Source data
================================
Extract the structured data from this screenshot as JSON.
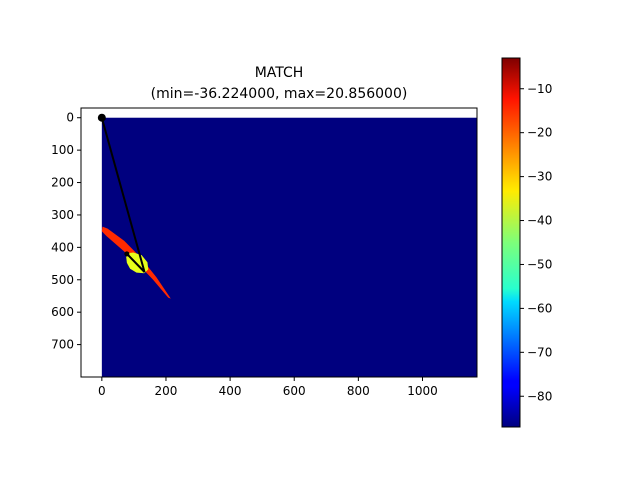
{
  "chart_data": {
    "type": "heatmap",
    "title_lines": [
      "MATCH",
      "(min=-36.224000, max=20.856000)"
    ],
    "xlabel": "",
    "ylabel": "",
    "x_ticks": [
      0,
      200,
      400,
      600,
      800,
      1000
    ],
    "y_ticks": [
      0,
      100,
      200,
      300,
      400,
      500,
      600,
      700
    ],
    "xlim": [
      -65,
      1170
    ],
    "ylim": [
      800,
      -30
    ],
    "image_extent": {
      "x": [
        0,
        1170
      ],
      "y": [
        0,
        800
      ]
    },
    "background_value": -87,
    "colormap": "jet",
    "colorbar": {
      "range": [
        -87,
        -3
      ],
      "ticks": [
        -10,
        -20,
        -30,
        -40,
        -50,
        -60,
        -70,
        -80
      ]
    },
    "regions": [
      {
        "name": "red-band",
        "value": -16,
        "color": "#ff2a00",
        "polygon": [
          [
            2,
            336
          ],
          [
            18,
            342
          ],
          [
            70,
            380
          ],
          [
            120,
            430
          ],
          [
            170,
            492
          ],
          [
            215,
            558
          ],
          [
            207,
            555
          ],
          [
            160,
            500
          ],
          [
            110,
            448
          ],
          [
            55,
            400
          ],
          [
            15,
            366
          ],
          [
            0,
            350
          ]
        ]
      },
      {
        "name": "yellow-blob",
        "value": -36,
        "color": "#e6ff1a",
        "polygon": [
          [
            80,
            418
          ],
          [
            98,
            416
          ],
          [
            124,
            424
          ],
          [
            142,
            446
          ],
          [
            145,
            468
          ],
          [
            132,
            480
          ],
          [
            108,
            478
          ],
          [
            88,
            466
          ],
          [
            78,
            448
          ],
          [
            76,
            430
          ]
        ]
      }
    ],
    "path_points": [
      [
        0,
        0
      ],
      [
        133,
        476
      ],
      [
        78,
        420
      ]
    ],
    "path_color": "#000000"
  }
}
================================
Quote every line word for word and keep the images out of the copy.

Extract the structured data from this screenshot as JSON.
{
  "chart_data": {
    "type": "heatmap",
    "title_lines": [
      "MATCH",
      "(min=-36.224000, max=20.856000)"
    ],
    "xlabel": "",
    "ylabel": "",
    "x_ticks": [
      0,
      200,
      400,
      600,
      800,
      1000
    ],
    "y_ticks": [
      0,
      100,
      200,
      300,
      400,
      500,
      600,
      700
    ],
    "xlim": [
      -65,
      1170
    ],
    "ylim": [
      800,
      -30
    ],
    "image_extent": {
      "x": [
        0,
        1170
      ],
      "y": [
        0,
        800
      ]
    },
    "background_value": -87,
    "colormap": "jet",
    "colorbar": {
      "range": [
        -87,
        -3
      ],
      "ticks": [
        -10,
        -20,
        -30,
        -40,
        -50,
        -60,
        -70,
        -80
      ]
    },
    "regions": [
      {
        "name": "red-band",
        "value": -16,
        "color": "#ff2a00",
        "polygon": [
          [
            2,
            336
          ],
          [
            18,
            342
          ],
          [
            70,
            380
          ],
          [
            120,
            430
          ],
          [
            170,
            492
          ],
          [
            215,
            558
          ],
          [
            207,
            555
          ],
          [
            160,
            500
          ],
          [
            110,
            448
          ],
          [
            55,
            400
          ],
          [
            15,
            366
          ],
          [
            0,
            350
          ]
        ]
      },
      {
        "name": "yellow-blob",
        "value": -36,
        "color": "#e6ff1a",
        "polygon": [
          [
            80,
            418
          ],
          [
            98,
            416
          ],
          [
            124,
            424
          ],
          [
            142,
            446
          ],
          [
            145,
            468
          ],
          [
            132,
            480
          ],
          [
            108,
            478
          ],
          [
            88,
            466
          ],
          [
            78,
            448
          ],
          [
            76,
            430
          ]
        ]
      }
    ],
    "path_points": [
      [
        0,
        0
      ],
      [
        133,
        476
      ],
      [
        78,
        420
      ]
    ],
    "path_color": "#000000"
  }
}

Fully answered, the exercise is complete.